* _THE PROBLEM_
Every line that holds the string "have" is to be identified and copied.

* _RECORD EXCERPTS_
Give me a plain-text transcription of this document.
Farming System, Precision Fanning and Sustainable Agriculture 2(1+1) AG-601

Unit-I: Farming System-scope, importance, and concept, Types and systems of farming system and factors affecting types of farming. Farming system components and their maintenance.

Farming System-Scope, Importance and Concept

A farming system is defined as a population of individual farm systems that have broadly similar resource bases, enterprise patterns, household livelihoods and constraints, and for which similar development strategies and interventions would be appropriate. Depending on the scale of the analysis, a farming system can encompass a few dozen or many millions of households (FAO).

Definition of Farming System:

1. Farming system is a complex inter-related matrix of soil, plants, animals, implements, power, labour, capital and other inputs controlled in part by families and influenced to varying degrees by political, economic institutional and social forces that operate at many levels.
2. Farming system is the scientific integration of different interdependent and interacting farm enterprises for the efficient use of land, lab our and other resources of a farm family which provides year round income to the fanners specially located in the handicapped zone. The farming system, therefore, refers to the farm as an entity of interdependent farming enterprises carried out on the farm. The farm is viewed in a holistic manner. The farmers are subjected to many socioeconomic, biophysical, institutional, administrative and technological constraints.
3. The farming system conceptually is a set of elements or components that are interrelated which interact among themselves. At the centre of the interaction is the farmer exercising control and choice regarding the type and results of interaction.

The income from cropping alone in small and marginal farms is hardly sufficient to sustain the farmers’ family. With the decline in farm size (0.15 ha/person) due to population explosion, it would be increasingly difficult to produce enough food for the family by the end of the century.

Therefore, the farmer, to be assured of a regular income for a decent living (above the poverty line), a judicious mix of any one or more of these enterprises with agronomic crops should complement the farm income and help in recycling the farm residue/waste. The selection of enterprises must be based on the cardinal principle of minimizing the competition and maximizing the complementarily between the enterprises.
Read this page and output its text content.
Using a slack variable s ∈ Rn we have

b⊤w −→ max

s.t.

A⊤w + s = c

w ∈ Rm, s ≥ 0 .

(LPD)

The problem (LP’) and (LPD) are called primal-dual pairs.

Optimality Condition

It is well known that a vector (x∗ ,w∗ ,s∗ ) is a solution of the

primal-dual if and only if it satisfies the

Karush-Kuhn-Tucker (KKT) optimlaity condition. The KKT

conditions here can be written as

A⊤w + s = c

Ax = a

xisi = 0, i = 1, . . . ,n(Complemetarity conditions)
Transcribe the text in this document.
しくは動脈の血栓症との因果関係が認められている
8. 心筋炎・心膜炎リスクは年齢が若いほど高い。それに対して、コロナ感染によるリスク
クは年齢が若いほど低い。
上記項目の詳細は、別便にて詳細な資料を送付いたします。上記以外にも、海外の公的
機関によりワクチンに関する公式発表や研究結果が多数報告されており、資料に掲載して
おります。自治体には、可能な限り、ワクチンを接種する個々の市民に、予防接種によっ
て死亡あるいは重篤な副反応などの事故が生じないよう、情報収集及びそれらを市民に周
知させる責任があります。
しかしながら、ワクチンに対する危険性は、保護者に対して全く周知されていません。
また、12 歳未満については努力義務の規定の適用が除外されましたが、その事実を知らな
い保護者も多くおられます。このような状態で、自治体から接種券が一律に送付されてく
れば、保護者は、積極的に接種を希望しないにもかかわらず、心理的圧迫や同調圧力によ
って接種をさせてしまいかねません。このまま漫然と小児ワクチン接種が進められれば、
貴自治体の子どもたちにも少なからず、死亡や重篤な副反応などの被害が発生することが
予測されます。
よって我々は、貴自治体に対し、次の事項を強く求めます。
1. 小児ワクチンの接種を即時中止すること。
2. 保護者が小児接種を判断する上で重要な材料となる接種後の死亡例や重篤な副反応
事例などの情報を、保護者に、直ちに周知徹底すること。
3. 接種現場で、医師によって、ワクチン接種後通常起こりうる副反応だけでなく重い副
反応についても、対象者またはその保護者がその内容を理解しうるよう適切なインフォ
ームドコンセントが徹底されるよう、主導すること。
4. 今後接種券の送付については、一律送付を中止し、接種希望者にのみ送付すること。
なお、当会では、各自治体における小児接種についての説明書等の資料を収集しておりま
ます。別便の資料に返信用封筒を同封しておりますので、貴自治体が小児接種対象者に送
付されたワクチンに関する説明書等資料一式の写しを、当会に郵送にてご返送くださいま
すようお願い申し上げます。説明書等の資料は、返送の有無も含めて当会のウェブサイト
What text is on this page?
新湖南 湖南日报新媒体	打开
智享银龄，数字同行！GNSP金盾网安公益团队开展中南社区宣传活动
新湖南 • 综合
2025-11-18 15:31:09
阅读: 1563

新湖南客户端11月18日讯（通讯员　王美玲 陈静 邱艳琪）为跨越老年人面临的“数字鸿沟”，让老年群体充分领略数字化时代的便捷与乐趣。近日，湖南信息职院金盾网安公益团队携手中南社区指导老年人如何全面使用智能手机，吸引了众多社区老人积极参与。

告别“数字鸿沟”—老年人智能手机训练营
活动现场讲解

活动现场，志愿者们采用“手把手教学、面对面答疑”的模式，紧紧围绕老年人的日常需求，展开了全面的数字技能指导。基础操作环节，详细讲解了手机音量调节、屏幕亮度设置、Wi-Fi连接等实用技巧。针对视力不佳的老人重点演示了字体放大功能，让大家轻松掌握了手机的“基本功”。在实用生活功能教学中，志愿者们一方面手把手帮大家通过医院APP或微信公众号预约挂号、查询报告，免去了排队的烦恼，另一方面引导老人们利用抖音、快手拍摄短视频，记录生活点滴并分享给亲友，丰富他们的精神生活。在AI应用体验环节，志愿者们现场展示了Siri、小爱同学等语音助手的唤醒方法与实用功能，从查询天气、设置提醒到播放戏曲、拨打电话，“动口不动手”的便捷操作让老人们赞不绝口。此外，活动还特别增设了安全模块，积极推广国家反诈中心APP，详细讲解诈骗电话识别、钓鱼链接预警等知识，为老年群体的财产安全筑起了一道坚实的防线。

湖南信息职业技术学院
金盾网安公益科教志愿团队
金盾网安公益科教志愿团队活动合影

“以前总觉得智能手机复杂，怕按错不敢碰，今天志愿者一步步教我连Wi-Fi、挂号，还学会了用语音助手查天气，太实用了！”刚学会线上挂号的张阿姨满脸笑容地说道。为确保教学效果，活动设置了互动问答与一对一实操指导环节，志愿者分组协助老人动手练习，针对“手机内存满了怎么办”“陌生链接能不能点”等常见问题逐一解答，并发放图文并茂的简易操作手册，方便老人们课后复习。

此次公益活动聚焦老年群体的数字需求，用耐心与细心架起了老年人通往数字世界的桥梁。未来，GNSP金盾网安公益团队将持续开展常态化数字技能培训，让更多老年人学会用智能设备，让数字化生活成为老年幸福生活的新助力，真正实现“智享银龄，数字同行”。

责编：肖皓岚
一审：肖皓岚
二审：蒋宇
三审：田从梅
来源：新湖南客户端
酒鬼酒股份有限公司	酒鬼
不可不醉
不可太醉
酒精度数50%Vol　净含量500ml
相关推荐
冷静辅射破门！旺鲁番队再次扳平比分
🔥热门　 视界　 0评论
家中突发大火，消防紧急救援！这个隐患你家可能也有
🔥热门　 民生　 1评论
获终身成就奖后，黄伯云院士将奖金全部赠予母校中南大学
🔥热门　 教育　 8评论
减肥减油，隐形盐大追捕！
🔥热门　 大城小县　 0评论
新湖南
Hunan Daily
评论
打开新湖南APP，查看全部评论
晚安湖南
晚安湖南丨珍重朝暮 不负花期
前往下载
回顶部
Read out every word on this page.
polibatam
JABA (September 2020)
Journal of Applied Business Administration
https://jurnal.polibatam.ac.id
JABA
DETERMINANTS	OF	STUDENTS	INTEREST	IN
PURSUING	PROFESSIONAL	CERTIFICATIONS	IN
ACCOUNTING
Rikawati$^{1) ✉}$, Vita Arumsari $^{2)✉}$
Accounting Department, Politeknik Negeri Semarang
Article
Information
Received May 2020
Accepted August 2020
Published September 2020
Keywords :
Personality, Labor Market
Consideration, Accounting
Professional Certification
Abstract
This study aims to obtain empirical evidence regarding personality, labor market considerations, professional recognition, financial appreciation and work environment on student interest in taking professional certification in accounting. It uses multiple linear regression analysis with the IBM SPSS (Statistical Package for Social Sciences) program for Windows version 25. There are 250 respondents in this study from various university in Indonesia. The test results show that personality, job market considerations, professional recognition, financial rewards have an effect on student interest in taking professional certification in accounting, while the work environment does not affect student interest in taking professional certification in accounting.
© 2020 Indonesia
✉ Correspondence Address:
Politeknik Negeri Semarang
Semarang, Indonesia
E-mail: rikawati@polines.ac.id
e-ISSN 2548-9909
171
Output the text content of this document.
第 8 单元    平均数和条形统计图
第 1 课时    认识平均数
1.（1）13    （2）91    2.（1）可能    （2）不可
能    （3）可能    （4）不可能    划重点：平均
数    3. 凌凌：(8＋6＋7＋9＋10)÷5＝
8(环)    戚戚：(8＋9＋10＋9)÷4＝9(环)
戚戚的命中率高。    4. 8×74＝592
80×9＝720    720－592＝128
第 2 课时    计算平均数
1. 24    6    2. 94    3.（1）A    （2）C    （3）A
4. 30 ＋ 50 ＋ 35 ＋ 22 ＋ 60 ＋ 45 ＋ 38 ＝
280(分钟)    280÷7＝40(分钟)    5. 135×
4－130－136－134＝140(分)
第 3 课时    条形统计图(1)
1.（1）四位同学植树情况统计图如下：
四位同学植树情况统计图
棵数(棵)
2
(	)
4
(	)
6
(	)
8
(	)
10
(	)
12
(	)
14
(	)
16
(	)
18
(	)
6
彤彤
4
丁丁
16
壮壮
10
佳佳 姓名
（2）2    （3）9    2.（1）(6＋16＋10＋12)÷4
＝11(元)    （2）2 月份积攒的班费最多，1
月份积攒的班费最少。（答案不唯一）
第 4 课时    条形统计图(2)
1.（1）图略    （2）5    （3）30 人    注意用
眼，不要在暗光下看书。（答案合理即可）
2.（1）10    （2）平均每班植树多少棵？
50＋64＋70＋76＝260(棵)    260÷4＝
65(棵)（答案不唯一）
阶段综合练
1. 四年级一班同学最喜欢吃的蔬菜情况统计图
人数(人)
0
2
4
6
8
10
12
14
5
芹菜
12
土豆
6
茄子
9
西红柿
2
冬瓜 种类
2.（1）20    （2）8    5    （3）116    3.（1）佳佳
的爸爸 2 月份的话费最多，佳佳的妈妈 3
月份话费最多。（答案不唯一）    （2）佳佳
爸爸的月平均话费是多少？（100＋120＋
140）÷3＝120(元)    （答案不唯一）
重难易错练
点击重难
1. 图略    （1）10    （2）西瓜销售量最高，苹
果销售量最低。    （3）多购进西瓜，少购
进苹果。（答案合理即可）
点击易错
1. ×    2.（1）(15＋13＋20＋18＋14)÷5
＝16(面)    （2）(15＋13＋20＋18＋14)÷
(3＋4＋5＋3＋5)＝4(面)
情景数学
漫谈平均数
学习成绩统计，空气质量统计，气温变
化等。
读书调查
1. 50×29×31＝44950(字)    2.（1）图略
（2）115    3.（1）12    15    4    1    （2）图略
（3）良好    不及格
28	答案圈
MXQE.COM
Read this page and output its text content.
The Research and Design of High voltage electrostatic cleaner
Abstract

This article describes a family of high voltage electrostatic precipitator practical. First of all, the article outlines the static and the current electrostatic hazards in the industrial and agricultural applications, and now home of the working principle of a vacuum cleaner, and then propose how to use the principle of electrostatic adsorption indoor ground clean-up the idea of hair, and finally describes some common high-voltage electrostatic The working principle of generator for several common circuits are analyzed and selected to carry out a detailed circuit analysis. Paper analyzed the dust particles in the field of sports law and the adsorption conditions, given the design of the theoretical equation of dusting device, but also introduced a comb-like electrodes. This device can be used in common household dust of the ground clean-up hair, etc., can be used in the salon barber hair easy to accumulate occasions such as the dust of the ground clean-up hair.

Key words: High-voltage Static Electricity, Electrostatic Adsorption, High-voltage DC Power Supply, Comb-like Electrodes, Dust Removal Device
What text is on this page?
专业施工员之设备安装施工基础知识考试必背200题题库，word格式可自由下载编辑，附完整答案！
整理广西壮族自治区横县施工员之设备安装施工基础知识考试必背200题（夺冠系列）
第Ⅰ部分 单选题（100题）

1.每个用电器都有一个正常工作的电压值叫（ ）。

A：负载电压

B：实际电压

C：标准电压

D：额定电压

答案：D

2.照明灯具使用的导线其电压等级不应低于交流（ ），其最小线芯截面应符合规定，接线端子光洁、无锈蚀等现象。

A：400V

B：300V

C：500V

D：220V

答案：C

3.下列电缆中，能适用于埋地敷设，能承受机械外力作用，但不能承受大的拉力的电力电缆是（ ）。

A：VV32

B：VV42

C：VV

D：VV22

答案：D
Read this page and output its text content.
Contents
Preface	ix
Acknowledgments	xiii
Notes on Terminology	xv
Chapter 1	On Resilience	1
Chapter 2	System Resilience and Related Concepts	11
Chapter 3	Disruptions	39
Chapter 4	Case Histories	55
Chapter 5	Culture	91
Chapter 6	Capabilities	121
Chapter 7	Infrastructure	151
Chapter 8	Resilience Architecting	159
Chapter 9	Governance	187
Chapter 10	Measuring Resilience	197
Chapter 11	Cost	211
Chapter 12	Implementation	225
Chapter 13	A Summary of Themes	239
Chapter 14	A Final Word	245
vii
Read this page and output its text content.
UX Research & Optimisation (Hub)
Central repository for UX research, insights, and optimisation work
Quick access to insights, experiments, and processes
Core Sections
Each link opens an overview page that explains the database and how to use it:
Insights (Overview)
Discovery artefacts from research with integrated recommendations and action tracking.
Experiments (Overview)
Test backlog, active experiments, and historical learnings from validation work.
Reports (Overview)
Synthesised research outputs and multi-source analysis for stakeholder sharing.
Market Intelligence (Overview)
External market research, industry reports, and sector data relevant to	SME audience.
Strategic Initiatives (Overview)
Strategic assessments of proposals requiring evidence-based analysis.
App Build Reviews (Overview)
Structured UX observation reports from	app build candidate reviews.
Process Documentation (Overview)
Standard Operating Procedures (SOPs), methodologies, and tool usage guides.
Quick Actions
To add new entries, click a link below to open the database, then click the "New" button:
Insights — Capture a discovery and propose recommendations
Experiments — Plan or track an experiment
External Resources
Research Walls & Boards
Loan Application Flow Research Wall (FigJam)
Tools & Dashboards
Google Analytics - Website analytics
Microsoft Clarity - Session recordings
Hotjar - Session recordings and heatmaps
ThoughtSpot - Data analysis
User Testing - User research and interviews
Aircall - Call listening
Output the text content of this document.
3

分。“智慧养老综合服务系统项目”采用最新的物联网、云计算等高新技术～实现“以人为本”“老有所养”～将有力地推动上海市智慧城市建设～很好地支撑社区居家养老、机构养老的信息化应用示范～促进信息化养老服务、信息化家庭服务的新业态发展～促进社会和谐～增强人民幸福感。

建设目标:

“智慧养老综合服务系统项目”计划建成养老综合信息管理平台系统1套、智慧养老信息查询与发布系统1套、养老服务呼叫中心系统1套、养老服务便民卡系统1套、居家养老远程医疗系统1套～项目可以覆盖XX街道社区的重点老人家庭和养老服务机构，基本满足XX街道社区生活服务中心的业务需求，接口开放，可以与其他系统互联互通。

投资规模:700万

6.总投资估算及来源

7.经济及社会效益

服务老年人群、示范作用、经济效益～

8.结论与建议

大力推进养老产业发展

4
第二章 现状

* _RESPONSE_
A farming system is defined as a population of individual farm systems that have broadly similar resource bases, enterprise patterns, household livelihoods and constraints, and for which similar development strategies and interventions would be appropriate. Depending on the scale of the analysis, a farming system can encompass a few dozen or many millions of households (FAO).
Using a slack variable s ∈ Rn we have
This study aims to obtain empirical evidence regarding personality, labor market considerations, professional recognition, financial appreciation and work environment on student interest in taking professional certification in accounting. It uses multiple linear regression analysis with the IBM SPSS (Statistical Package for Social Sciences) program for Windows version 25. There are 250 respondents in this study from various university in Indonesia. The test results show that personality, job market considerations, professional recognition, financial rewards have an effect on student interest in taking professional certification in accounting, while the work environment does not affect student interest in taking professional certification in accounting.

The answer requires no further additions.